TASK:
Please write out the material below exactly as given.

EXTRACTED INFORMATION:
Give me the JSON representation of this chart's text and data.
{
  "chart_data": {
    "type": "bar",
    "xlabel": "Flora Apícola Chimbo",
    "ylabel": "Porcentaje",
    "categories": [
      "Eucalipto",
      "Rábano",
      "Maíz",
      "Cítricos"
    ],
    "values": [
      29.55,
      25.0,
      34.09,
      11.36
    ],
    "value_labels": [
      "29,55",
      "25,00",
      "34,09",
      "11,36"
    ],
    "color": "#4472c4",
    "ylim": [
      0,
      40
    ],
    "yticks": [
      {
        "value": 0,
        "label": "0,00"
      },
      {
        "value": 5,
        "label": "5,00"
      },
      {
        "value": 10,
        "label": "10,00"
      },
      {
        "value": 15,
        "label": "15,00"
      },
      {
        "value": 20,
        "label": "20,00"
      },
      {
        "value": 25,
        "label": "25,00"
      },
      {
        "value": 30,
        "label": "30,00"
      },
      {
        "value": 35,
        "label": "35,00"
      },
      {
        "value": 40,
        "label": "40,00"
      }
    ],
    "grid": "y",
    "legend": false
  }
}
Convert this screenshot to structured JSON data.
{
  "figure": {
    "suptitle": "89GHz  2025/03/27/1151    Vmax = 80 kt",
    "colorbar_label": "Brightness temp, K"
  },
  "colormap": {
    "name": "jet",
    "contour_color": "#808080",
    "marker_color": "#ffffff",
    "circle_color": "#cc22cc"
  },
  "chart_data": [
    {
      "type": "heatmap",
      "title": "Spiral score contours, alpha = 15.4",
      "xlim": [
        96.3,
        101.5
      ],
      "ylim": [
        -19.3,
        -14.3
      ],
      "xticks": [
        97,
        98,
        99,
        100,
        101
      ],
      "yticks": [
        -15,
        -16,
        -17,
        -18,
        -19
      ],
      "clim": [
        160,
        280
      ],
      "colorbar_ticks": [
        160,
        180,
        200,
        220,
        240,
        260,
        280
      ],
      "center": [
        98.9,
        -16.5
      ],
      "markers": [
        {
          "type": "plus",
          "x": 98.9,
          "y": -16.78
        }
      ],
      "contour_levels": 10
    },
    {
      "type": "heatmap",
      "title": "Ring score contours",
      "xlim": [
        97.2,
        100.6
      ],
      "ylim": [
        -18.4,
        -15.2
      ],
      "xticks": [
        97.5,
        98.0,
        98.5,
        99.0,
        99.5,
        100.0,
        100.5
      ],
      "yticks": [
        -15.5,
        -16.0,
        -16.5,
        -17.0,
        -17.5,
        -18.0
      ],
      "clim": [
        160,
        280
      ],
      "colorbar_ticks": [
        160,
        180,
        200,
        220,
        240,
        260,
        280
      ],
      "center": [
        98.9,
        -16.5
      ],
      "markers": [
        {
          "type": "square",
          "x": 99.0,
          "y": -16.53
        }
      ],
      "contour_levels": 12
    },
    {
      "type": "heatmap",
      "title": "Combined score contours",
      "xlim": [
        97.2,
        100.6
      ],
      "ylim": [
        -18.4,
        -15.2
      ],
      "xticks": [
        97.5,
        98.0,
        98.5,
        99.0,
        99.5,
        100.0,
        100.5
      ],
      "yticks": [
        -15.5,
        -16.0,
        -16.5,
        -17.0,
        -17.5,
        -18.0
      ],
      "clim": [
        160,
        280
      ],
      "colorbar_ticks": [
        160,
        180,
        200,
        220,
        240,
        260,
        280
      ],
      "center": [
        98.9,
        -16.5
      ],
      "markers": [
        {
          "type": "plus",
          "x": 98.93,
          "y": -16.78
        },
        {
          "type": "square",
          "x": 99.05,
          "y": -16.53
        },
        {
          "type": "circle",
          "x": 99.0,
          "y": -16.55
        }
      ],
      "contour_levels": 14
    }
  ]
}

EXPECTED ANSWER:
Give me the JSON representation of this chart's text and data.
{
  "chart_data": {
    "type": "bar",
    "xlabel": "Flora Apícola Chimbo",
    "ylabel": "Porcentaje",
    "categories": [
      "Eucalipto",
      "Rábano",
      "Maíz",
      "Cítricos"
    ],
    "values": [
      29.55,
      25.0,
      34.09,
      11.36
    ],
    "value_labels": [
      "29,55",
      "25,00",
      "34,09",
      "11,36"
    ],
    "color": "#4472c4",
    "ylim": [
      0,
      40
    ],
    "yticks": [
      {
        "value": 0,
        "label": "0,00"
      },
      {
        "value": 5,
        "label": "5,00"
      },
      {
        "value": 10,
        "label": "10,00"
      },
      {
        "value": 15,
        "label": "15,00"
      },
      {
        "value": 20,
        "label": "20,00"
      },
      {
        "value": 25,
        "label": "25,00"
      },
      {
        "value": 30,
        "label": "30,00"
      },
      {
        "value": 35,
        "label": "35,00"
      },
      {
        "value": 40,
        "label": "40,00"
      }
    ],
    "grid": "y",
    "legend": false
  }
}
Convert this screenshot to structured JSON data.
{
  "figure": {
    "suptitle": "89GHz  2025/03/27/1151    Vmax = 80 kt",
    "colorbar_label": "Brightness temp, K"
  },
  "colormap": {
    "name": "jet",
    "contour_color": "#808080",
    "marker_color": "#ffffff",
    "circle_color": "#cc22cc"
  },
  "chart_data": [
    {
      "type": "heatmap",
      "title": "Spiral score contours, alpha = 15.4",
      "xlim": [
        96.3,
        101.5
      ],
      "ylim": [
        -19.3,
        -14.3
      ],
      "xticks": [
        97,
        98,
        99,
        100,
        101
      ],
      "yticks": [
        -15,
        -16,
        -17,
        -18,
        -19
      ],
      "clim": [
        160,
        280
      ],
      "colorbar_ticks": [
        160,
        180,
        200,
        220,
        240,
        260,
        280
      ],
      "center": [
        98.9,
        -16.5
      ],
      "markers": [
        {
          "type": "plus",
          "x": 98.9,
          "y": -16.78
        }
      ],
      "contour_levels": 10
    },
    {
      "type": "heatmap",
      "title": "Ring score contours",
      "xlim": [
        97.2,
        100.6
      ],
      "ylim": [
        -18.4,
        -15.2
      ],
      "xticks": [
        97.5,
        98.0,
        98.5,
        99.0,
        99.5,
        100.0,
        100.5
      ],
      "yticks": [
        -15.5,
        -16.0,
        -16.5,
        -17.0,
        -17.5,
        -18.0
      ],
      "clim": [
        160,
        280
      ],
      "colorbar_ticks": [
        160,
        180,
        200,
        220,
        240,
        260,
        280
      ],
      "center": [
        98.9,
        -16.5
      ],
      "markers": [
        {
          "type": "square",
          "x": 99.0,
          "y": -16.53
        }
      ],
      "contour_levels": 12
    },
    {
      "type": "heatmap",
      "title": "Combined score contours",
      "xlim": [
        97.2,
        100.6
      ],
      "ylim": [
        -18.4,
        -15.2
      ],
      "xticks": [
        97.5,
        98.0,
        98.5,
        99.0,
        99.5,
        100.0,
        100.5
      ],
      "yticks": [
        -15.5,
        -16.0,
        -16.5,
        -17.0,
        -17.5,
        -18.0
      ],
      "clim": [
        160,
        280
      ],
      "colorbar_ticks": [
        160,
        180,
        200,
        220,
        240,
        260,
        280
      ],
      "center": [
        98.9,
        -16.5
      ],
      "markers": [
        {
          "type": "plus",
          "x": 98.93,
          "y": -16.78
        },
        {
          "type": "square",
          "x": 99.05,
          "y": -16.53
        },
        {
          "type": "circle",
          "x": 99.0,
          "y": -16.55
        }
      ],
      "contour_levels": 14
    }
  ]
}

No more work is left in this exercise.